== STATED PROBLEM ==
Show every line containing "JSON" by copying it.

◇ ◇ ◇ ◇ ◇ ◇ ◇

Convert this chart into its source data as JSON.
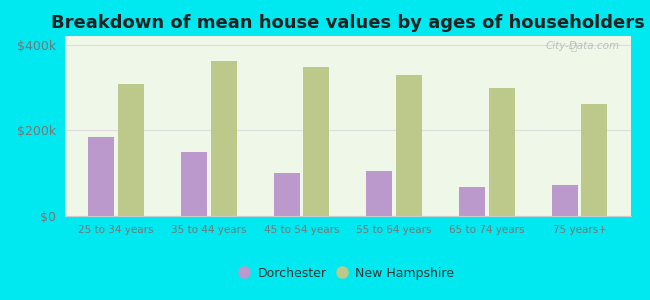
{
  "title": "Breakdown of mean house values by ages of householders",
  "categories": [
    "25 to 34 years",
    "35 to 44 years",
    "45 to 54 years",
    "55 to 64 years",
    "65 to 74 years",
    "75 years+"
  ],
  "dorchester": [
    185000,
    150000,
    100000,
    105000,
    68000,
    72000
  ],
  "new_hampshire": [
    308000,
    362000,
    348000,
    328000,
    298000,
    262000
  ],
  "dorchester_color": "#bb99cc",
  "new_hampshire_color": "#bdc98a",
  "background_outer": "#00e8f0",
  "background_inner_top": "#f2faf0",
  "background_inner_bottom": "#e8f5e0",
  "title_fontsize": 13,
  "legend_labels": [
    "Dorchester",
    "New Hampshire"
  ],
  "yticks": [
    0,
    200000,
    400000
  ],
  "ytick_labels": [
    "$0",
    "$200k",
    "$400k"
  ],
  "ylim": [
    0,
    420000
  ],
  "watermark": "City-Data.com"
}
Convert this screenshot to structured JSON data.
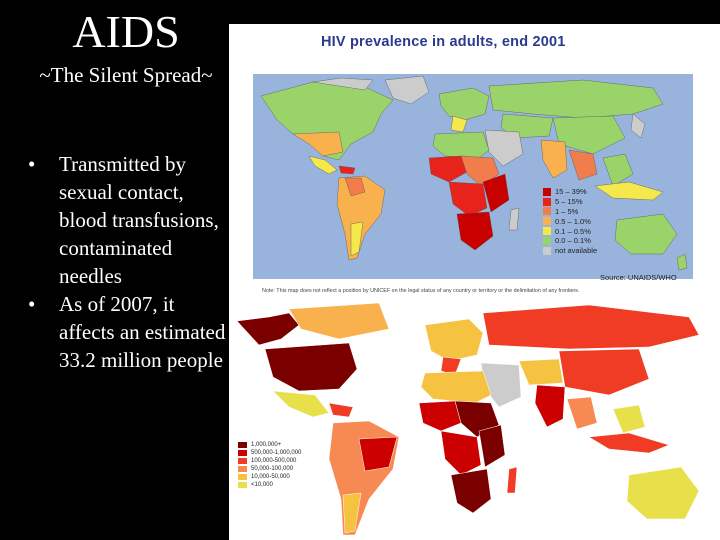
{
  "slide": {
    "title": "AIDS",
    "subtitle": "~The Silent Spread~",
    "bullets": [
      {
        "marker": "•",
        "text": "Transmitted by sexual contact, blood transfusions, contaminated needles"
      },
      {
        "marker": "•",
        "text": "As of 2007, it affects an estimated 33.2 million people"
      }
    ]
  },
  "map_top": {
    "title": "HIV prevalence in adults, end 2001",
    "legend": [
      {
        "label": "15 – 39%",
        "color": "#c80000"
      },
      {
        "label": "5 – 15%",
        "color": "#e8231c"
      },
      {
        "label": "1 – 5%",
        "color": "#f27d4c"
      },
      {
        "label": "0.5 – 1.0%",
        "color": "#f9b14d"
      },
      {
        "label": "0.1 – 0.5%",
        "color": "#f5e84a"
      },
      {
        "label": "0.0 – 0.1%",
        "color": "#9ad36a"
      },
      {
        "label": "not available",
        "color": "#cccccc"
      }
    ],
    "source": "Source: UNAIDS/WHO",
    "note": "Note: This map does not reflect a position by UNICEF on the legal status of any country or territory or the delimitation of any frontiers.",
    "ocean_color": "#99b4dc"
  },
  "map_bottom": {
    "legend": [
      {
        "label": "1,000,000+",
        "color": "#7a0000"
      },
      {
        "label": "500,000-1,000,000",
        "color": "#cc0000"
      },
      {
        "label": "100,000-500,000",
        "color": "#f03c24"
      },
      {
        "label": "50,000-100,000",
        "color": "#f78a52"
      },
      {
        "label": "10,000-50,000",
        "color": "#f5c242"
      },
      {
        "label": "<10,000",
        "color": "#e8e04a"
      }
    ]
  }
}
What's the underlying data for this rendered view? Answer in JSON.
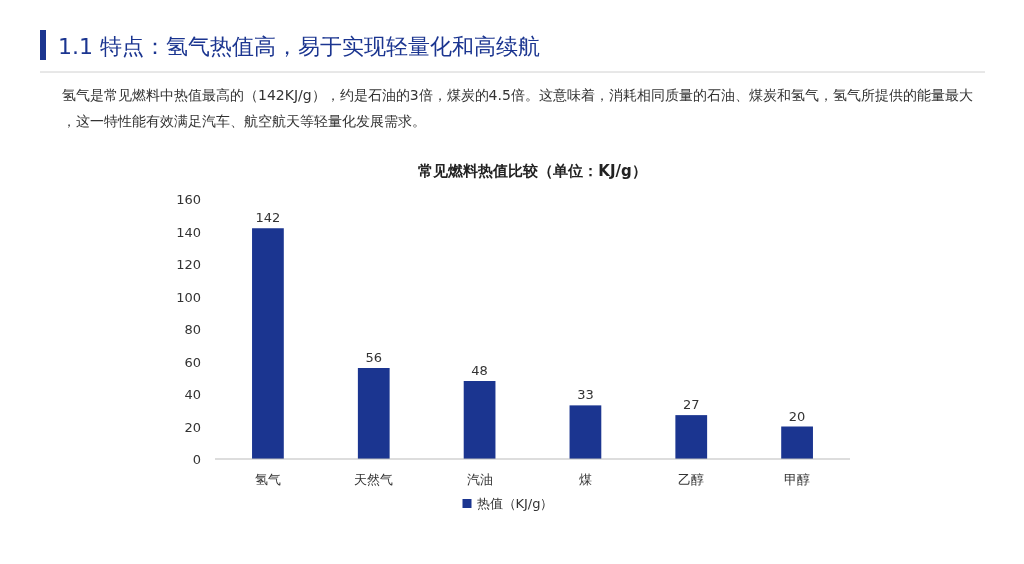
{
  "chart_data": {
    "type": "bar",
    "title": "常见燃料热值比较（单位：KJ/g）",
    "annotations": [
      "1.1 特点：氢气热值高，易于实现轻量化和高续航",
      "氢气是常见燃料中热值最高的（142KJ/g），约是石油的3倍，煤炭的4.5倍。这意味着，消耗相同质量的石油、煤炭和氢气，氢气所提供的能量最大，这一特性能有效满足汽车、航空航天等轻量化发展需求。"
    ],
    "categories": [
      "氢气",
      "天然气",
      "汽油",
      "煤",
      "乙醇",
      "甲醇"
    ],
    "series": [
      {
        "name": "热值（KJ/g）",
        "color": "#1b3590",
        "values": [
          142,
          56,
          48,
          33,
          27,
          20
        ]
      }
    ],
    "ylim": [
      0,
      160
    ],
    "yticks": [
      0,
      20,
      40,
      60,
      80,
      100,
      120,
      140,
      160
    ],
    "grid": false,
    "data_labels": true,
    "legend": "bottom"
  }
}
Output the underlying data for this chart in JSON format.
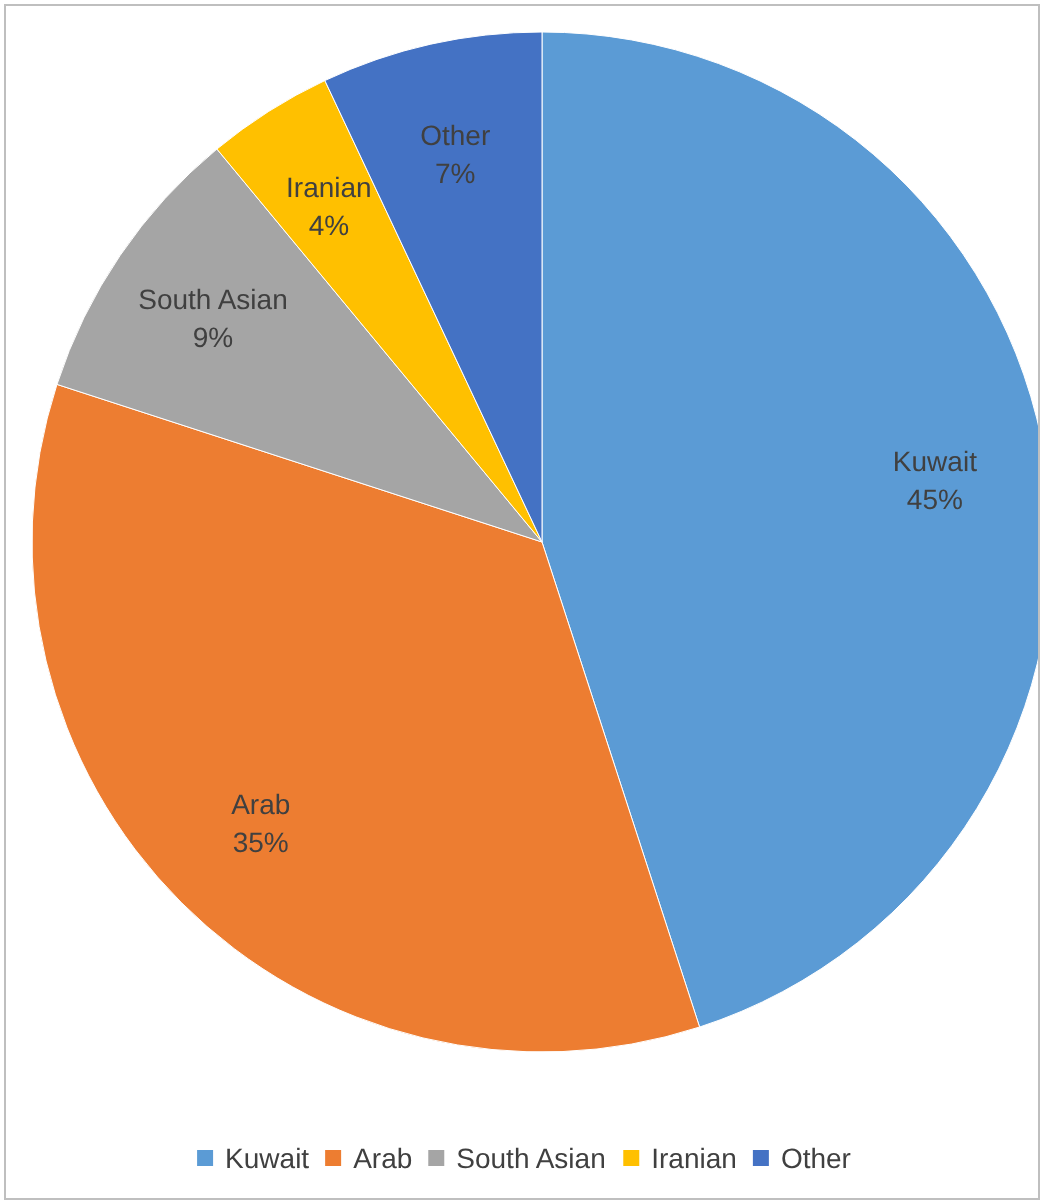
{
  "chart_data": {
    "type": "pie",
    "categories": [
      "Kuwait",
      "Arab",
      "South Asian",
      "Iranian",
      "Other"
    ],
    "values": [
      45,
      35,
      9,
      4,
      7
    ],
    "colors": [
      "#5b9bd5",
      "#ed7d31",
      "#a5a5a5",
      "#ffc000",
      "#4472c4"
    ],
    "value_labels": [
      "45%",
      "35%",
      "9%",
      "4%",
      "7%"
    ],
    "legend": "bottom"
  }
}
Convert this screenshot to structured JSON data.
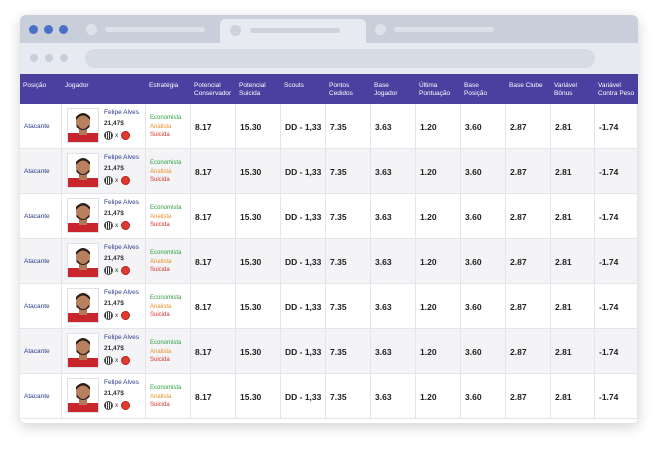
{
  "table": {
    "headers": [
      "Posição",
      "Jogador",
      "Estratégia",
      "Potencial Conservador",
      "Potencial Suicida",
      "Scouts",
      "Pontos Cedidos",
      "Base Jogador",
      "Última Pontuação",
      "Base Posição",
      "Base Clube",
      "Variável Bônus",
      "Variável Contra Peso"
    ],
    "rows": [
      {
        "position": "Atacante",
        "name": "Felipe Alves",
        "price": "21,47$",
        "vs": "x",
        "strategies": [
          "Economista",
          "Analista",
          "Suicida"
        ],
        "cells": [
          "8.17",
          "15.30",
          "DD - 1,33",
          "7.35",
          "3.63",
          "1.20",
          "3.60",
          "2.87",
          "2.81",
          "-1.74"
        ]
      },
      {
        "position": "Atacante",
        "name": "Felipe Alves",
        "price": "21,47$",
        "vs": "x",
        "strategies": [
          "Economista",
          "Analista",
          "Suicida"
        ],
        "cells": [
          "8.17",
          "15.30",
          "DD - 1,33",
          "7.35",
          "3.63",
          "1.20",
          "3.60",
          "2.87",
          "2.81",
          "-1.74"
        ]
      },
      {
        "position": "Atacante",
        "name": "Felipe Alves",
        "price": "21,47$",
        "vs": "x",
        "strategies": [
          "Economista",
          "Analista",
          "Suicida"
        ],
        "cells": [
          "8.17",
          "15.30",
          "DD - 1,33",
          "7.35",
          "3.63",
          "1.20",
          "3.60",
          "2.87",
          "2.81",
          "-1.74"
        ]
      },
      {
        "position": "Atacante",
        "name": "Felipe Alves",
        "price": "21,47$",
        "vs": "x",
        "strategies": [
          "Economista",
          "Analista",
          "Suicida"
        ],
        "cells": [
          "8.17",
          "15.30",
          "DD - 1,33",
          "7.35",
          "3.63",
          "1.20",
          "3.60",
          "2.87",
          "2.81",
          "-1.74"
        ]
      },
      {
        "position": "Atacante",
        "name": "Felipe Alves",
        "price": "21,47$",
        "vs": "x",
        "strategies": [
          "Economista",
          "Analista",
          "Suicida"
        ],
        "cells": [
          "8.17",
          "15.30",
          "DD - 1,33",
          "7.35",
          "3.63",
          "1.20",
          "3.60",
          "2.87",
          "2.81",
          "-1.74"
        ]
      },
      {
        "position": "Atacante",
        "name": "Felipe Alves",
        "price": "21,47$",
        "vs": "x",
        "strategies": [
          "Economista",
          "Analista",
          "Suicida"
        ],
        "cells": [
          "8.17",
          "15.30",
          "DD - 1,33",
          "7.35",
          "3.63",
          "1.20",
          "3.60",
          "2.87",
          "2.81",
          "-1.74"
        ]
      },
      {
        "position": "Atacante",
        "name": "Felipe Alves",
        "price": "21,47$",
        "vs": "x",
        "strategies": [
          "Economista",
          "Analista",
          "Suicida"
        ],
        "cells": [
          "8.17",
          "15.30",
          "DD - 1,33",
          "7.35",
          "3.63",
          "1.20",
          "3.60",
          "2.87",
          "2.81",
          "-1.74"
        ]
      }
    ]
  }
}
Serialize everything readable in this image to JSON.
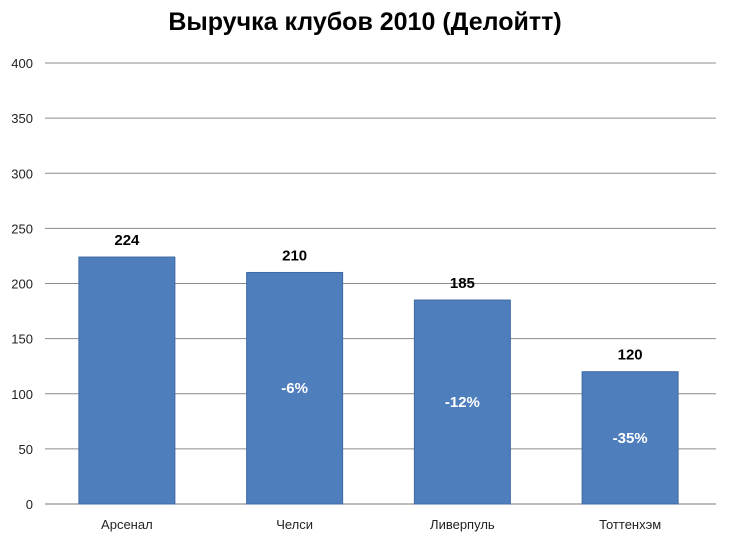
{
  "chart_data": {
    "type": "bar",
    "title": "Выручка клубов 2010 (Делойтт)",
    "categories": [
      "Арсенал",
      "Челси",
      "Ливерпуль",
      "Тоттенхэм"
    ],
    "values": [
      224,
      210,
      185,
      120
    ],
    "value_labels": [
      "224",
      "210",
      "185",
      "120"
    ],
    "change_labels": [
      "",
      "-6%",
      "-12%",
      "-35%"
    ],
    "ylim": [
      0,
      400
    ],
    "yticks": [
      0,
      50,
      100,
      150,
      200,
      250,
      300,
      350,
      400
    ],
    "grid": true,
    "bar_color": "#4F7EBD"
  }
}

◇ ◇ ◇ ◇ ◇ ◇ ◇

== ANSWER TO THIS PROBLEM ==
Convert this chart into its source data as JSON.
Convert this screenshot to structured JSON data.
What's the underlying data for this rendered view? Answer in JSON.
Output the underlying data for this chart in JSON format.
Convert this screenshot to structured JSON data.
Serialize everything readable in this image to JSON.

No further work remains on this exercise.